- **What to work on**:
Going through the data below, please show each line containing the string "ylabel".

======== Data supplied ========

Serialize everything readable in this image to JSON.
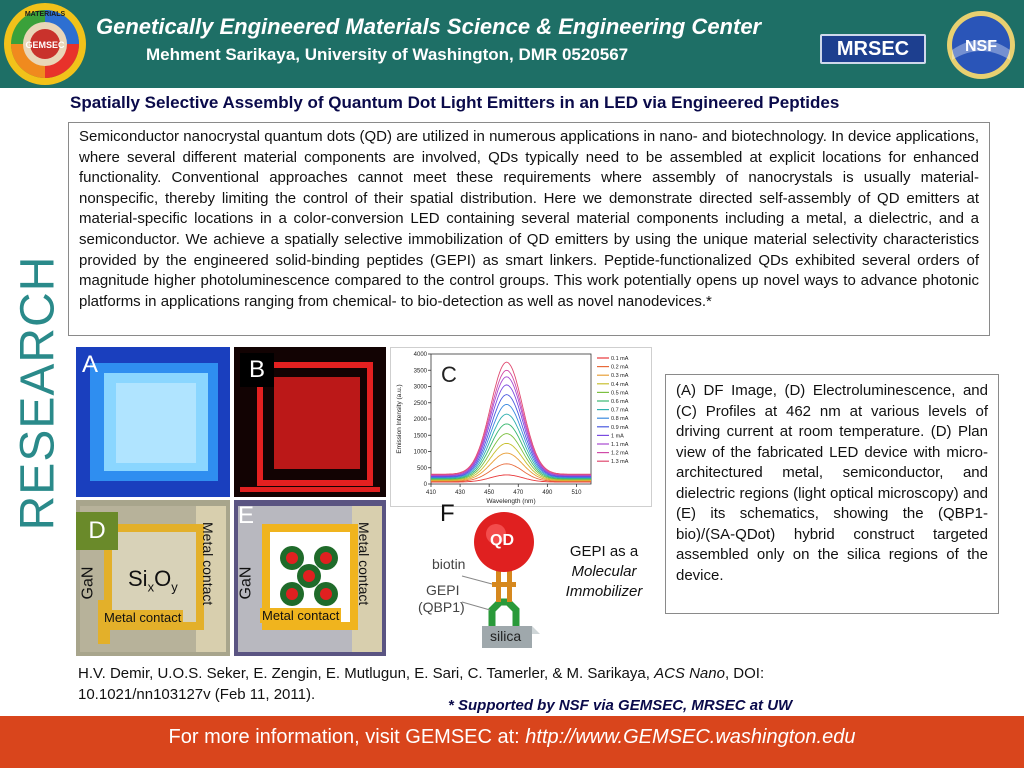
{
  "header": {
    "title": "Genetically Engineered Materials Science & Engineering Center",
    "subtitle": "Mehment  Sarikaya, University of Washington, DMR 0520567",
    "logos": {
      "gemsec": "GEMSEC",
      "gemsec_ring_top": "MATERIALS",
      "mrsec": "MRSEC",
      "nsf": "NSF"
    }
  },
  "slide_title": "Spatially Selective Assembly of Quantum Dot Light Emitters in an LED via Engineered Peptides",
  "side_label": "RESEARCH",
  "abstract": "Semiconductor nanocrystal quantum dots (QD) are utilized in numerous applications in nano- and biotechnology. In device applications, where several different material components are involved, QDs typically need to be assembled at explicit locations for enhanced functionality. Conventional approaches cannot meet these requirements where assembly of nanocrystals is usually material-nonspecific, thereby limiting the control of their spatial distribution. Here we demonstrate directed self-assembly of QD emitters at material-specific locations in a color-conversion LED containing several material components including a metal, a dielectric, and a semiconductor. We achieve a spatially selective immobilization of QD emitters by using the unique material selectivity characteristics provided by the engineered solid-binding peptides (GEPI) as smart linkers. Peptide-functionalized QDs exhibited several orders of magnitude higher photoluminescence compared to the control groups. This work potentially opens up novel ways to advance photonic platforms in applications ranging from chemical- to bio-detection as well as novel nanodevices.*",
  "figure": {
    "panels": {
      "a": "A",
      "b": "B",
      "c": "C",
      "d": "D",
      "e": "E",
      "f": "F"
    },
    "panel_d": {
      "gan": "GaN",
      "metal_contact_side": "Metal contact",
      "metal_contact_bottom": "Metal contact",
      "sixoy": "SixOy"
    },
    "panel_e": {
      "gan": "GaN",
      "metal_contact_side": "Metal contact",
      "metal_contact_bottom": "Metal contact"
    },
    "panel_f": {
      "qd": "QD",
      "biotin": "biotin",
      "gepi": "GEPI",
      "qbp1": "(QBP1)",
      "silica": "silica"
    },
    "gepi_label": {
      "line1": "GEPI as a",
      "line2": "Molecular",
      "line3": "Immobilizer"
    }
  },
  "chart_data": {
    "type": "line",
    "title": "C",
    "xlabel": "Wavelength (nm)",
    "ylabel": "Emission Intensity (a.u.)",
    "xlim": [
      410,
      520
    ],
    "ylim": [
      0,
      4000
    ],
    "x_ticks": [
      410,
      430,
      450,
      470,
      490,
      510
    ],
    "y_ticks": [
      0,
      500,
      1000,
      1500,
      2000,
      2500,
      3000,
      3500,
      4000
    ],
    "legend_position": "right",
    "peak_wavelength": 462,
    "peak_width": 11,
    "series": [
      {
        "name": "0.1 mA",
        "color": "#e8373a",
        "peak": 280,
        "baseline": 60
      },
      {
        "name": "0.2 mA",
        "color": "#e86a3a",
        "peak": 620,
        "baseline": 80
      },
      {
        "name": "0.3 mA",
        "color": "#e8a03a",
        "peak": 950,
        "baseline": 100
      },
      {
        "name": "0.4 mA",
        "color": "#c8c030",
        "peak": 1250,
        "baseline": 120
      },
      {
        "name": "0.5 mA",
        "color": "#7cc040",
        "peak": 1550,
        "baseline": 140
      },
      {
        "name": "0.6 mA",
        "color": "#3ab870",
        "peak": 1850,
        "baseline": 160
      },
      {
        "name": "0.7 mA",
        "color": "#30b0b0",
        "peak": 2150,
        "baseline": 180
      },
      {
        "name": "0.8 mA",
        "color": "#3a8ae0",
        "peak": 2450,
        "baseline": 200
      },
      {
        "name": "0.9 mA",
        "color": "#4a5ae0",
        "peak": 2750,
        "baseline": 220
      },
      {
        "name": "1 mA",
        "color": "#7a4ae0",
        "peak": 3050,
        "baseline": 240
      },
      {
        "name": "1.1 mA",
        "color": "#a84ad0",
        "peak": 3300,
        "baseline": 260
      },
      {
        "name": "1.2 mA",
        "color": "#d04aa8",
        "peak": 3500,
        "baseline": 280
      },
      {
        "name": "1.3 mA",
        "color": "#e04a70",
        "peak": 3750,
        "baseline": 300
      }
    ]
  },
  "caption": "(A) DF Image, (D) Electroluminescence, and (C) Profiles at 462 nm at various levels of driving current at room temperature. (D) Plan view of the fabricated LED device with micro-architectured metal, semiconductor, and dielectric regions (light optical microscopy) and (E) its schematics, showing the (QBP1-bio)/(SA-QDot) hybrid construct targeted assembled only on the silica regions of the device.",
  "reference": {
    "authors": "H.V. Demir,  U.O.S. Seker, E. Zengin, E. Mutlugun, E. Sari, C. Tamerler,  & M. Sarikaya, ",
    "journal": "ACS Nano",
    "rest": ", DOI: 10.1021/nn103127v (Feb 11, 2011)."
  },
  "support": "* Supported by NSF via GEMSEC, MRSEC at UW",
  "footer": {
    "text": "For more information, visit GEMSEC at: ",
    "url": "http://www.GEMSEC.washington.edu"
  },
  "colors": {
    "header_bg": "#1e6f66",
    "footer_bg": "#d9451c",
    "research_text": "#2a8a8a",
    "title_text": "#0a0a4a"
  }
}
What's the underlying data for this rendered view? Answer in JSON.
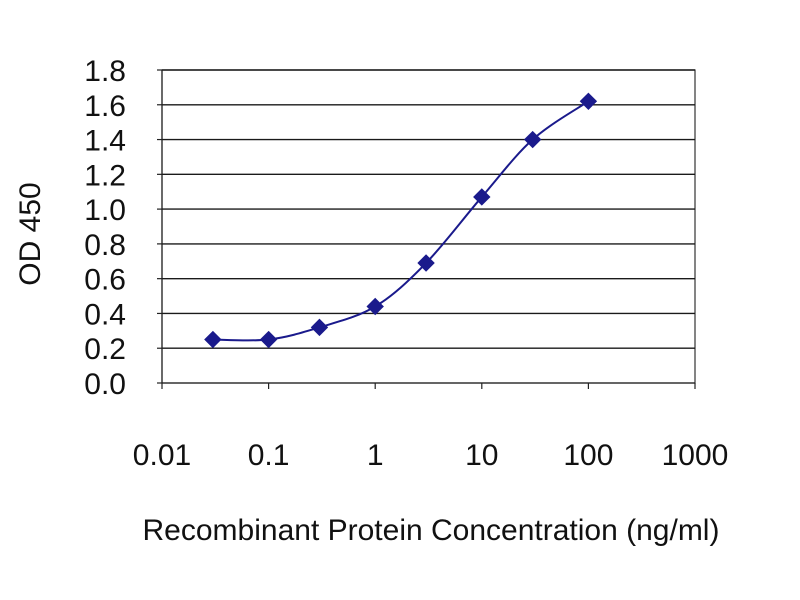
{
  "chart_data": {
    "type": "line",
    "xscale": "log",
    "x_ticks": [
      "0.01",
      "0.1",
      "1",
      "10",
      "100",
      "1000"
    ],
    "x_tick_values": [
      0.01,
      0.1,
      1,
      10,
      100,
      1000
    ],
    "y_ticks": [
      "0.0",
      "0.2",
      "0.4",
      "0.6",
      "0.8",
      "1.0",
      "1.2",
      "1.4",
      "1.6",
      "1.8"
    ],
    "xlim": [
      0.01,
      1000
    ],
    "ylim": [
      0,
      1.8
    ],
    "xlabel": "Recombinant Protein Concentration (ng/ml)",
    "ylabel": "OD 450",
    "grid": "horizontal",
    "series": [
      {
        "x": [
          0.03,
          0.1,
          0.3,
          1,
          3,
          10,
          30,
          100
        ],
        "y": [
          0.25,
          0.25,
          0.32,
          0.44,
          0.69,
          1.07,
          1.4,
          1.62
        ]
      }
    ],
    "colors": {
      "series": "#1a1a8c",
      "grid": "#1a1a1a",
      "text": "#111111"
    }
  }
}
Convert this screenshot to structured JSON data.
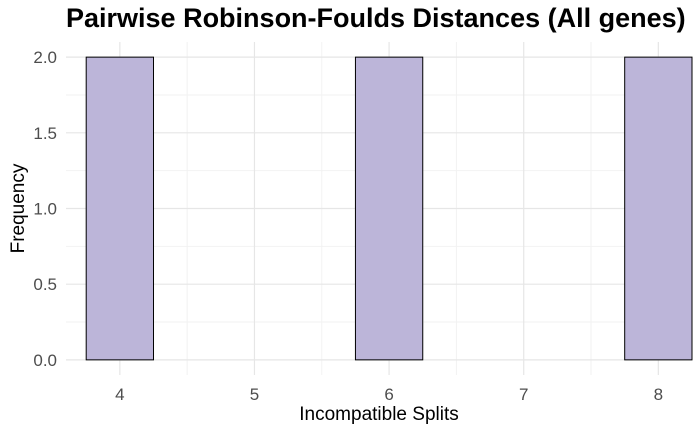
{
  "chart_data": {
    "type": "bar",
    "title": "Pairwise Robinson-Foulds Distances (All genes)",
    "xlabel": "Incompatible Splits",
    "ylabel": "Frequency",
    "x": [
      4,
      5,
      6,
      7,
      8
    ],
    "x_tick_labels": [
      "4",
      "5",
      "6",
      "7",
      "8"
    ],
    "values": [
      2,
      0,
      2,
      0,
      2
    ],
    "bin_width": 0.5,
    "xlim": [
      3.6,
      8.25
    ],
    "ylim": [
      -0.1,
      2.1
    ],
    "y_ticks": [
      0,
      0.5,
      1,
      1.5,
      2
    ],
    "y_tick_labels": [
      "0.0",
      "0.5",
      "1.0",
      "1.5",
      "2.0"
    ],
    "bar_fill": "#bcb5d9",
    "bar_stroke": "#000000",
    "grid": true,
    "legend": "none"
  }
}
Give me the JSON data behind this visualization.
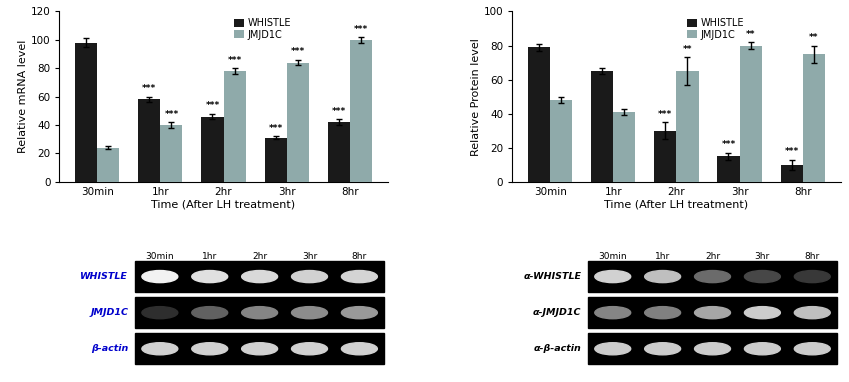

========

- **Task output**:
    "ylabel": "Emission Intensity (a.u.)",
    "ylabel": "OD 450",
    "ylabel": "Frequency",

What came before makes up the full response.